Shliach Rediscovers Turkey’s Jews, Past and Present

Istanbul Shliach Rabbi Mendy Chitrik took a three-week trek across Turkey, documenting centuries of Jewish history in the country, and the state of the Jewish communities today.

By Mendel Super – Chabad.org

Sometime between the first and second centuries, a discussion was brewing in ancient Israel among the rabbis of the Mishnah. The burden of history and future lay on their shoulders; millennia of Jewish tradition would be based on their word. On this day, the scholars were debating Shabbat candles. “One may not light with anything that originates from a tree,” declared Rabbi Yishmael. His colleague, Rabbi Yishmael Ben Beroka, disagreed. “One may only light with a substance that comes from a fruit,” the sage ruled. Yet a third rabbi held otherwise: “One may only light with olive oil,” said Rabbi Tarfon.

Rabbi Yochanan Ben Nuri stood up on his feet and countered the three sages. “What shall the people of Babylonia, who only have sesame oil do?” he asked them, listing off several more regions and their fuel options. “And what shall the people of Cappadocia do, who have neither this, nor that, but only naphtha, do?” he concluded, ruling that all oils that weren’t explicitly prohibited by the earlier sages are permissible for Shabbat candles.

“You may not be familiar with Cappadocia,” Rabbi Mendy Chitrik tells me, “but you certainly are familiar with paraffin wax (naphtha) Shabbat candles.”

Chitrik, 44, rabbi of Istanbul’s Ashkenazic community and chairman of the Alliance of Rabbis in Islamic States, was two weeks into a three-week road trip across more than 5,000 miles of Turkish countryside, together with his 18-year-old son, Chaim, a student at the Chabad-Lubavitch rabbinical college in Los Angeles, and visiting nephew, Eliezer Schurder, when he spoke with Chabad.org, from Cappadocia, Turkey, whose ancient Jewish community Rabbi Yochanan Ben Nuri was so concerned about almost 2,000 years ago.

A Journey Through the Past and the Present

Chitrik’s journey is about more than retracing Turkey’s rich Jewish history, the rabbi explains, “It’s about meeting living Jews, Jewish history and supervising kosher food production in Turkey,” where Chitrik, among his other communal and rabbinic duties, oversees kosher supervision for the Turkish Chief Rabbinate (KTR) and on behalf of international kosher certification agencies such as the OK and OU.

Chitrik is far from a mere observer of Turkey’s Jewish heritage; he lives and breathes it. Serving as the Chabad rabbi of the Istanbul Ashkenazic community since 2001—with the help of his wife, Chaya, and their eight children—he is fluent in six languages, among them, Turkish and Ladino, a Judeo-Spanish language once spoken around the world by Sephardic Jews, but not often heard today. Chitrik teaches the world’s only Ladino Torah class. After two decades, the rabbi is an expert on Ottoman Jewish history and has made several such journeys in the past.

# Written exercise A:
In the article on Turkey's Jews, which rabbi asked what the people of Cappadocia should use for Shabbat candles?
# Written exercise B:
Write the next paragraph of the article on Turkey's Jews, picking up after its final sentence.
The data that comes after this article is separate material.

# Data section:
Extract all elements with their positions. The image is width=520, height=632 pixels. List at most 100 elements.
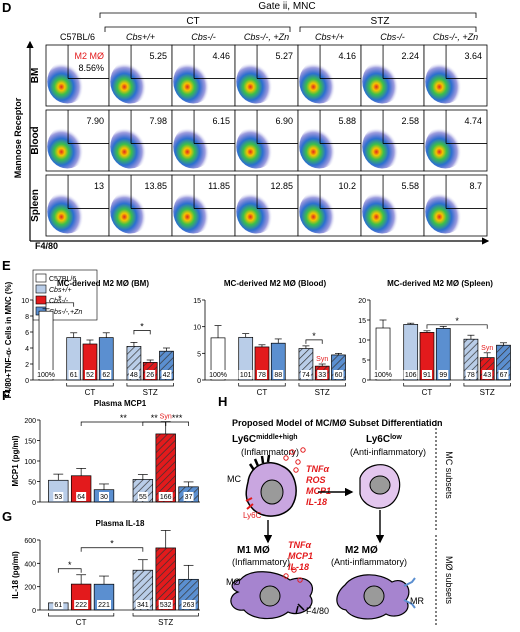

# Task answer A:
Rabbi Yochanan Ben Nuri.

# Task answer B:
I spoke with the busy rabbi hours before Shabbat in Cappadocia, where he would be spending Shabbat before continuing on to Kayseri, a city where the Talmud records 12,000 were killed during a revolution. Today, nothing remains of the once-large Jewish community there. “We’re recording Jewish footsteps,” remarks Chitrik. “I want to bring these sites to the attention of the local Muslims and Jews. We’ve shared this ground for thousands of years.”

Engaging the Muslim community in his travels—and in his regular life in Istanbul—is another focus of the dynamic rabbi. “We need to show them that wecare about our history—preserving our ancient synagogues, maintaining our cemeteries—if we want others to respect those sites.”

Early on in the trip, Chitrik met up with Imam Osman Demirel of Akhisar and Imam Yasar Yuksel in Manisa, a modern, bustling center of industry in Turkey’s Aegean region. The rabbi was introduced to Demirel by a former student of the imam’s, Selim Öztürk, the cultural attaché at the Turkish Embassy in Tel Aviv. “He will help you find Jewish traces,” Öztürk advised the rabbi. “And so it was … ,” Chitrik wrote on Twitter, “Imam Osman and myself are roaming around the dusty streets. ‘I am an Imam, he is a rabbi’ he tells everyone. ‘We are related through Adam.’ ”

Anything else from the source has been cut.